**AIM:**
Copy out each line of the records below word for word, keeping every character in place.

A run of records
--- begin ---
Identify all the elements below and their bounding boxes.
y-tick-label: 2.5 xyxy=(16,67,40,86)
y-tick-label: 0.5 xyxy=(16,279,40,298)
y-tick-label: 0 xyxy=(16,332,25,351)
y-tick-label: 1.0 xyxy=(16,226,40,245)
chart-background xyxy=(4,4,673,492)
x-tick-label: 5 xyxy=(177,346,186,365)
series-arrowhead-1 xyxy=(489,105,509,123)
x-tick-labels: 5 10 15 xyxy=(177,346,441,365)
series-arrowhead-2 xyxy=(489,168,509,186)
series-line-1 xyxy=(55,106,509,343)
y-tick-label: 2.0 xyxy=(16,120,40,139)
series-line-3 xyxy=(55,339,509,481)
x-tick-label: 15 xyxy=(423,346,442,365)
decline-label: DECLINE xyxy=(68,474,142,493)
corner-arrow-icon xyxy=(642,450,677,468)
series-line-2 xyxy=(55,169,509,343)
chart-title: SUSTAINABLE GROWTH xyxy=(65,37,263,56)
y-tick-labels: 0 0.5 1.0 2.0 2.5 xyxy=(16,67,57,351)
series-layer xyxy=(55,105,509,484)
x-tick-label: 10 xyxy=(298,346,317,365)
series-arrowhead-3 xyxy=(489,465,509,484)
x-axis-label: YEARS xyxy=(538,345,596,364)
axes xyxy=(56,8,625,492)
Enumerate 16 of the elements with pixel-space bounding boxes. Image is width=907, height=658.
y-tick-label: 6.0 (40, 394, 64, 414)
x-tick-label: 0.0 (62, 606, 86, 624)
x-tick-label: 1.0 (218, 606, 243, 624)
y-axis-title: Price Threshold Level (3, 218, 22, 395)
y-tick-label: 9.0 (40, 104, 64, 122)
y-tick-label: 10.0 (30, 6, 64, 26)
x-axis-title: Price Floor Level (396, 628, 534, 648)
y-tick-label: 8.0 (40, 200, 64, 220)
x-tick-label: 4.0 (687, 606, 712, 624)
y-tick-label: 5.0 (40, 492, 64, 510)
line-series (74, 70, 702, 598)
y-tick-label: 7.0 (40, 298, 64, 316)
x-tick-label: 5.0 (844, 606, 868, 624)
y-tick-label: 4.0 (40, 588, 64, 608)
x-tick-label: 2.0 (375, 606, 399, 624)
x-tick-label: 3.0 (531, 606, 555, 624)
--- end ---
**ANSWER FOR THIS EXERCISE:**
Identify all the elements below and their bounding boxes.
y-tick-label: 2.5 xyxy=(16,67,40,86)
y-tick-label: 0.5 xyxy=(16,279,40,298)
y-tick-label: 0 xyxy=(16,332,25,351)
y-tick-label: 1.0 xyxy=(16,226,40,245)
chart-background xyxy=(4,4,673,492)
x-tick-label: 5 xyxy=(177,346,186,365)
series-arrowhead-1 xyxy=(489,105,509,123)
x-tick-labels: 5 10 15 xyxy=(177,346,441,365)
series-arrowhead-2 xyxy=(489,168,509,186)
series-line-1 xyxy=(55,106,509,343)
y-tick-label: 2.0 xyxy=(16,120,40,139)
series-line-3 xyxy=(55,339,509,481)
x-tick-label: 15 xyxy=(423,346,442,365)
decline-label: DECLINE xyxy=(68,474,142,493)
corner-arrow-icon xyxy=(642,450,677,468)
series-line-2 xyxy=(55,169,509,343)
chart-title: SUSTAINABLE GROWTH xyxy=(65,37,263,56)
y-tick-labels: 0 0.5 1.0 2.0 2.5 xyxy=(16,67,57,351)
series-layer xyxy=(55,105,509,484)
x-tick-label: 10 xyxy=(298,346,317,365)
series-arrowhead-3 xyxy=(489,465,509,484)
x-axis-label: YEARS xyxy=(538,345,596,364)
axes xyxy=(56,8,625,492)
Enumerate 16 of the elements with pixel-space bounding boxes. Image is width=907, height=658.
y-tick-label: 6.0 (40, 394, 64, 414)
x-tick-label: 0.0 (62, 606, 86, 624)
x-tick-label: 1.0 (218, 606, 243, 624)
y-axis-title: Price Threshold Level (3, 218, 22, 395)
y-tick-label: 9.0 (40, 104, 64, 122)
y-tick-label: 10.0 (30, 6, 64, 26)
x-axis-title: Price Floor Level (396, 628, 534, 648)
y-tick-label: 8.0 (40, 200, 64, 220)
x-tick-label: 4.0 (687, 606, 712, 624)
y-tick-label: 5.0 (40, 492, 64, 510)
line-series (74, 70, 702, 598)
y-tick-label: 7.0 (40, 298, 64, 316)
x-tick-label: 5.0 (844, 606, 868, 624)
y-tick-label: 4.0 (40, 588, 64, 608)
x-tick-label: 2.0 (375, 606, 399, 624)
x-tick-label: 3.0 (531, 606, 555, 624)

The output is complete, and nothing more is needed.